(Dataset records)
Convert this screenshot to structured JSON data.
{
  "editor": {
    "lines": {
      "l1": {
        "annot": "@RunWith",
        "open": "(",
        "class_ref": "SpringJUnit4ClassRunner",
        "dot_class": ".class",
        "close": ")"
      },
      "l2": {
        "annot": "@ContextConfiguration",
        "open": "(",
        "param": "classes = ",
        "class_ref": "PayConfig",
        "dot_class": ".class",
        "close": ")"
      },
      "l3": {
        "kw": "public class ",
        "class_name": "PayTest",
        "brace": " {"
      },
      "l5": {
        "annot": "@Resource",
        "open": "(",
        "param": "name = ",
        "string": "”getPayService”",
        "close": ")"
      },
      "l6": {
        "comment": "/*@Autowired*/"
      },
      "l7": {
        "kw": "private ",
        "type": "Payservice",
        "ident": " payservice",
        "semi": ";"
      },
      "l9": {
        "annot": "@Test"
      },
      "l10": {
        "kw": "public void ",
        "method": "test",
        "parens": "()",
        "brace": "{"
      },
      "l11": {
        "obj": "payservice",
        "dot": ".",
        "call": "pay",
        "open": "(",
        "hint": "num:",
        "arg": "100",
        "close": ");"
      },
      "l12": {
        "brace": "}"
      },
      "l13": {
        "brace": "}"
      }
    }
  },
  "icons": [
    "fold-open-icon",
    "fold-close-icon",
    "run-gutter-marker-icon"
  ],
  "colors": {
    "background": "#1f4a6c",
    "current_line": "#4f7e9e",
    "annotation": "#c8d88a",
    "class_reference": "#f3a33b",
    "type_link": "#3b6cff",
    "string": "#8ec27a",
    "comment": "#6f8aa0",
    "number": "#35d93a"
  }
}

**Given problem:** Quote each line above in full, word for word.

**Task output:**
Convert this screenshot to structured JSON data.
{
  "editor": {
    "lines": {
      "l1": {
        "annot": "@RunWith",
        "open": "(",
        "class_ref": "SpringJUnit4ClassRunner",
        "dot_class": ".class",
        "close": ")"
      },
      "l2": {
        "annot": "@ContextConfiguration",
        "open": "(",
        "param": "classes = ",
        "class_ref": "PayConfig",
        "dot_class": ".class",
        "close": ")"
      },
      "l3": {
        "kw": "public class ",
        "class_name": "PayTest",
        "brace": " {"
      },
      "l5": {
        "annot": "@Resource",
        "open": "(",
        "param": "name = ",
        "string": "”getPayService”",
        "close": ")"
      },
      "l6": {
        "comment": "/*@Autowired*/"
      },
      "l7": {
        "kw": "private ",
        "type": "Payservice",
        "ident": " payservice",
        "semi": ";"
      },
      "l9": {
        "annot": "@Test"
      },
      "l10": {
        "kw": "public void ",
        "method": "test",
        "parens": "()",
        "brace": "{"
      },
      "l11": {
        "obj": "payservice",
        "dot": ".",
        "call": "pay",
        "open": "(",
        "hint": "num:",
        "arg": "100",
        "close": ");"
      },
      "l12": {
        "brace": "}"
      },
      "l13": {
        "brace": "}"
      }
    }
  },
  "icons": [
    "fold-open-icon",
    "fold-close-icon",
    "run-gutter-marker-icon"
  ],
  "colors": {
    "background": "#1f4a6c",
    "current_line": "#4f7e9e",
    "annotation": "#c8d88a",
    "class_reference": "#f3a33b",
    "type_link": "#3b6cff",
    "string": "#8ec27a",
    "comment": "#6f8aa0",
    "number": "#35d93a"
  }
}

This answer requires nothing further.